» **Passage to read**
So, I would say that if the data are expected to be pathologically non-normal, then the t-test would not be affected by non-normality when you have at least twenty observations. Do we ever do a pivotal trial with that small an N? Never! I will also mention below a second way around this non-normality issue – data transformation.

Any marginally competent statistician will look at a frequency distribution (e.g., stem and leaf) to see if the data had any marked non-normality and/or contain outliers. If I’m very lazy, I might just look at the skewness and kurtosis (the third and forth moments of the data).

If the data are skewed, one reason might be that the measuring instrument was not constructed to differentiate on one or both ends of the scale. This is called the floor or ceiling effect. If you detect this in an early study (e.g., Phase 2a), then you might get better differentiation and sensitivity by getting or developing a different method.

A third assumption of the t-test is that the variances for the two treatments are equal. This has a fancy five syllable name – homoscedastic (pronounced ‘hoe-moe-**skee**-dast-tic’). When the two variances are not equal, it is called heteroscedastic. You could drop these terms to impress your friends and neighbors. On second thought, forget it, unless you want your friends to avoid you and your neighbors to ask you to move. [Statisticians are by nature lonely people (and humorless).]

How badly is the alpha level affected when the two groups have different variances? It depends on the sample size for the two groups. If we have equal N’s in the two groups, the effect is zilch. When you have equal N, if the ratios of the variances were zero or infinite, the 0.05 alpha level is actually 0.05, as I said, zilch. If the two sample sizes differ and the larger variance group has the larger N, then the test is actually conservative. For example, if one group had a variance twice as large as the other and also had twice the number of subjects, then the 0.05 nominal alpha level would actually be 0.029. On the other hand, if the group with the variance half the size of the other had twice the number of subjects, then the 0.05 nominal alpha level would be 0.080. At the extremes (although it is not possible to have either zero or infinite variability): when the group with twice the sample size had zero variability the actual 0.05 p-value would be 0.17; and when the group with twice the sample size had infinite variability, the 0.05 p-value would be 0.006. So, again, I would recommend keeping the N’s around the same or as close to the same as you can. This is one of the reasons why we use a 1:1 treatment allocation. [Note: the second is that the power to reject the null hypothesis is maximized.]

Sometimes we are asked to have unequal allocation. In general, I would seldom recommend using more than a 2:1 treatment allocation.

» **Set problem 1**
Repeat the rows verbatim, covering the stretch from the row containing "Where are 9" through the row containing "data-label: Bikes (86.17%)".

[Layout annotation rows]
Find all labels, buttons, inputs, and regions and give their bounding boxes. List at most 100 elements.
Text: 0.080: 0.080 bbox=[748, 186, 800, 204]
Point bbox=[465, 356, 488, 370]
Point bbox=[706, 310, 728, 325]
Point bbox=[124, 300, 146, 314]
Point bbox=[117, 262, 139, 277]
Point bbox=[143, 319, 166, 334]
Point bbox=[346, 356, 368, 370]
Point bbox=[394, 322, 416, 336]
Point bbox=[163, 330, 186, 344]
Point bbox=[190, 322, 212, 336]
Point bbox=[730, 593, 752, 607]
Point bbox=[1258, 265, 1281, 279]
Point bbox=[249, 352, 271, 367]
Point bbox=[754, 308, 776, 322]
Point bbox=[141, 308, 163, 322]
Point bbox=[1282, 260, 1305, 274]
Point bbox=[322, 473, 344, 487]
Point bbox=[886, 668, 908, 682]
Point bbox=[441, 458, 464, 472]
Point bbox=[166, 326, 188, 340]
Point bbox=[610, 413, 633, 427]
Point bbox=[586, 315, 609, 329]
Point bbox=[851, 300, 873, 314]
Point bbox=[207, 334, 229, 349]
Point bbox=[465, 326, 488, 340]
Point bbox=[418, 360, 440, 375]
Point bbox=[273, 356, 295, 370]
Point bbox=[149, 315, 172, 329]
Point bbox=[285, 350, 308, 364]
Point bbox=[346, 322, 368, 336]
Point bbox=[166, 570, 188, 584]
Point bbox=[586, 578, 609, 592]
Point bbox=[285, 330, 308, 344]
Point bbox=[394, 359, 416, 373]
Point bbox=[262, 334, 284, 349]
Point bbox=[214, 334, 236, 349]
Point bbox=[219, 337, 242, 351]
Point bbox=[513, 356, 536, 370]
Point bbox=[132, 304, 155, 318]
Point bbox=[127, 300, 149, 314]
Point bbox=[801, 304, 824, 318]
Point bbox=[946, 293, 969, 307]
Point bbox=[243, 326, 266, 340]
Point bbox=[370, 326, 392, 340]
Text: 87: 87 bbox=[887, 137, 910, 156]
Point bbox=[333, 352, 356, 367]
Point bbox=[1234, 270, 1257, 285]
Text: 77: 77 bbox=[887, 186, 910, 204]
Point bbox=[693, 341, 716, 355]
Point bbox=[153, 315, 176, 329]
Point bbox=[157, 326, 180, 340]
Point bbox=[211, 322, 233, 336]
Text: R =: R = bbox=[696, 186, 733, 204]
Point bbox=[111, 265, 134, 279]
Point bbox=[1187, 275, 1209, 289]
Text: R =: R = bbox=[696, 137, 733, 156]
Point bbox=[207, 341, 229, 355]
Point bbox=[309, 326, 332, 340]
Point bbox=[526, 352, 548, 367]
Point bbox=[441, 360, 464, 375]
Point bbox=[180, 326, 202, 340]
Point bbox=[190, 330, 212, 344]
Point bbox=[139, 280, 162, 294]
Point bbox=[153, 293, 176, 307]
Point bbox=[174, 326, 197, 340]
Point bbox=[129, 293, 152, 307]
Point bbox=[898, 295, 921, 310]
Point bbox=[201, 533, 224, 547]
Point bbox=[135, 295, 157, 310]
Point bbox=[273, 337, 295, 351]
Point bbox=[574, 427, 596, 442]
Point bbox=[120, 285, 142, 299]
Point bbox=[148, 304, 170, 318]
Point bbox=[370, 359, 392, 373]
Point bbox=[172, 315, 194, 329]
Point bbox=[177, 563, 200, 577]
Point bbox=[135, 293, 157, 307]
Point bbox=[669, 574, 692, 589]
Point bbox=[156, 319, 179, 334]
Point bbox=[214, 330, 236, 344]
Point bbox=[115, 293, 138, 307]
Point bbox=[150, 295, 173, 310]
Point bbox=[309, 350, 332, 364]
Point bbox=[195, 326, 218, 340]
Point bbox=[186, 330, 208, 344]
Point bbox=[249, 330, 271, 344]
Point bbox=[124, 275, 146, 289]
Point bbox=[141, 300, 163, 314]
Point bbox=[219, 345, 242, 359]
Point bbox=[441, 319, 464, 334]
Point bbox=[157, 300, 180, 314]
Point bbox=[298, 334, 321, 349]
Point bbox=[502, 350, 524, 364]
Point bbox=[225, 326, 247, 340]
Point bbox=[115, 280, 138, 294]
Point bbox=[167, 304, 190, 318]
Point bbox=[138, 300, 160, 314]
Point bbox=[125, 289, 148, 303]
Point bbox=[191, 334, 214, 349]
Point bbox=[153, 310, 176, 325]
...
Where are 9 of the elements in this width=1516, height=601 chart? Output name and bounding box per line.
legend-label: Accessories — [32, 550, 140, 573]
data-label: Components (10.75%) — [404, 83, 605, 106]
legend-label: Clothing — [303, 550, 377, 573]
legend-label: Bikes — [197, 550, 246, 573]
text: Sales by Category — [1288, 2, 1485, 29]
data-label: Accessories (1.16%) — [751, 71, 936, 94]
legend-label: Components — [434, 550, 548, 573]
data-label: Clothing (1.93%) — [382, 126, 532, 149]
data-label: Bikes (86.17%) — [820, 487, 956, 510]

» **Set problem 2**
From the t-test passage, reproduce word for word the stretch from "If the data are skewed, one" through "a different method.".

» **Correct output 1**
Where are 9 of the elements in this width=1516, height=601 chart? Output name and bounding box per line.
legend-label: Accessories — [32, 550, 140, 573]
data-label: Components (10.75%) — [404, 83, 605, 106]
legend-label: Clothing — [303, 550, 377, 573]
legend-label: Bikes — [197, 550, 246, 573]
text: Sales by Category — [1288, 2, 1485, 29]
data-label: Accessories (1.16%) — [751, 71, 936, 94]
legend-label: Components — [434, 550, 548, 573]
data-label: Clothing (1.93%) — [382, 126, 532, 149]
data-label: Bikes (86.17%) — [820, 487, 956, 510]

» **Correct output 2**
If the data are skewed, one reason might be that the measuring instrument was not constructed to differentiate on one or both ends of the scale. This is called the floor or ceiling effect. If you detect this in an early study (e.g., Phase 2a), then you might get better differentiation and sensitivity by getting or developing a different method.